■ **Document extract**:
2

I've been trying to create a regex that matches function parameters.

Here's the full sample (with debug mode): https://regex101.com/r/vM7xN1/1

The regex I currently have is this one: \(([^,\s\)]+)(?:\s*,\s*([^,\s\)]+))*\)

And the match results I'm trying to achieve:

1. someFunc(param) => ['param']

2. someFunc(param, param2) => ['param', 'param2']

3. someFunc(param, param2, param3) => ['param', 'param2', 'param3']

4. someFunc(param, param2, param3, param4) => ['param', 'param2', 'param3', 'param4']

For some reason, this matches only 1, 2 functions correcly. And in functions 3 and 4 it will only match the first param and the last param.

Why is it skipping the params between the first and the last?

Edit: Additional tests:

'myFunction(param1, param2, param3)'.match(/(([^,\s)]+)(?:\s*,\s*([^,\s)]+))*)/) => ["(param1, param2, param3)", "param1", "param3"]

When trying without the non-capturing group I get this:

'myFunction(param1, param2, param3)'.match(/(([^,\s)]+)(\s*,\s*([^,\s)]+))*)/) => ["(param1, param2, param3)", "param1", ", param3", "param3"]

Any help would be great.

Thanks!

Imri Barr
  • 1,035
  • 3
  • 12
  • 20

3 Answers3

2

Just use a simple regex to get everything between the round brackets and split on comma:

>"someFunc(param, param2, param3, param4)".match(/(?:\()(.+)+(?:\))/)

■ **Set problem A**:
Answer these questions about the regex thread above:
(i) Which of the four numbered sample functions does the current regex match correctly?
(ii) What result is shown for the test run without the non-capturing group?
(iii) In the first answer, what should be done with the text between the round brackets?
■ **Set problem B**: Please return the regex thread's text verbatim, from "2. someFunc(param, param2)" up to and including "the last param.".

■ **Records supplied**:
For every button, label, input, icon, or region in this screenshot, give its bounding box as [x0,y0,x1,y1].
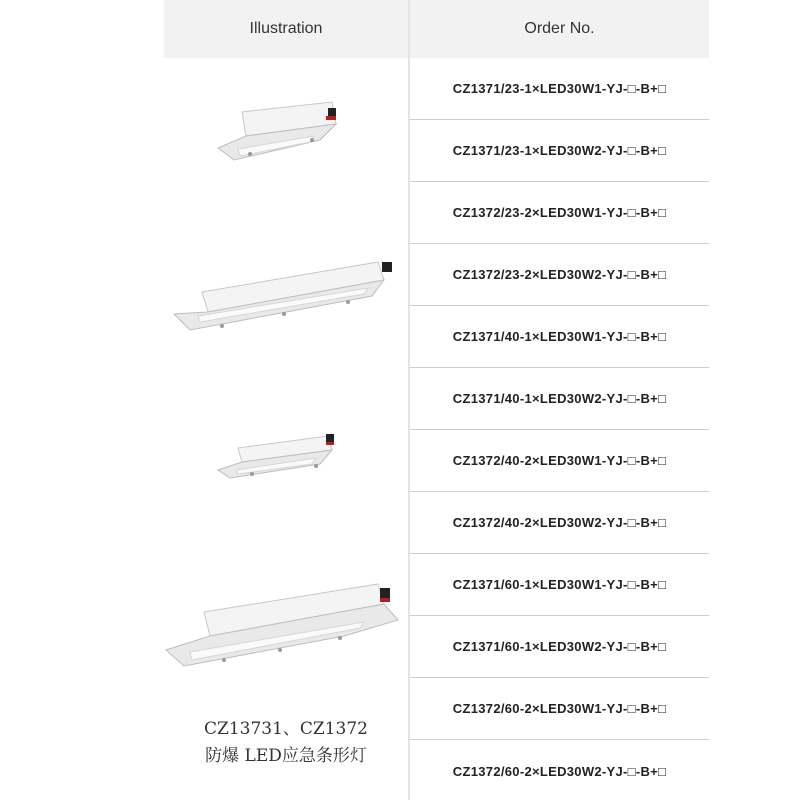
order-row: CZ1371/40-1×LED30W1-YJ-□-B+□ [410,306,709,368]
order-row: CZ1371/60-1×LED30W1-YJ-□-B+□ [410,554,709,616]
lamp-illustration-2 [172,254,404,344]
lamp-illustration-3 [216,426,344,496]
lamp-illustration-1 [214,94,344,174]
header-illustration: Illustration [164,0,408,58]
illustration-column [164,58,408,800]
order-column [410,58,709,802]
order-row: CZ1371/23-1×LED30W1-YJ-□-B+□ [410,58,709,120]
caption-model-numbers: CZ13731、CZ1372 [204,719,368,739]
order-row: CZ1372/23-2×LED30W2-YJ-□-B+□ [410,244,709,306]
product-table [164,0,709,800]
order-row: CZ1372/23-2×LED30W1-YJ-□-B+□ [410,182,709,244]
order-row: CZ1371/60-1×LED30W2-YJ-□-B+□ [410,616,709,678]
order-row: CZ1371/40-1×LED30W2-YJ-□-B+□ [410,368,709,430]
header-order-no: Order No. [410,0,709,58]
caption-product-name: 防爆 LED应急条形灯 [205,746,367,766]
order-row: CZ1371/23-1×LED30W2-YJ-□-B+□ [410,120,709,182]
order-row: CZ1372/40-2×LED30W1-YJ-□-B+□ [410,430,709,492]
order-row: CZ1372/40-2×LED30W2-YJ-□-B+□ [410,492,709,554]
lamp-illustration-4 [164,576,404,686]
order-row: CZ1372/60-2×LED30W2-YJ-□-B+□ [452,763,667,779]
order-row: CZ1372/60-2×LED30W1-YJ-□-B+□ [410,678,709,740]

■ **Complete response A**:
(i) Functions 1 and 2.
(ii) ["(param1, param2, param3)", "param1", ", param3", "param3"]
(iii) Split it on comma.

■ **Complete response B**:
2. someFunc(param, param2) => ['param', 'param2']

3. someFunc(param, param2, param3) => ['param', 'param2', 'param3']

4. someFunc(param, param2, param3, param4) => ['param', 'param2', 'param3', 'param4']

For some reason, this matches only 1, 2 functions correcly. And in functions 3 and 4 it will only match the first param and the last param.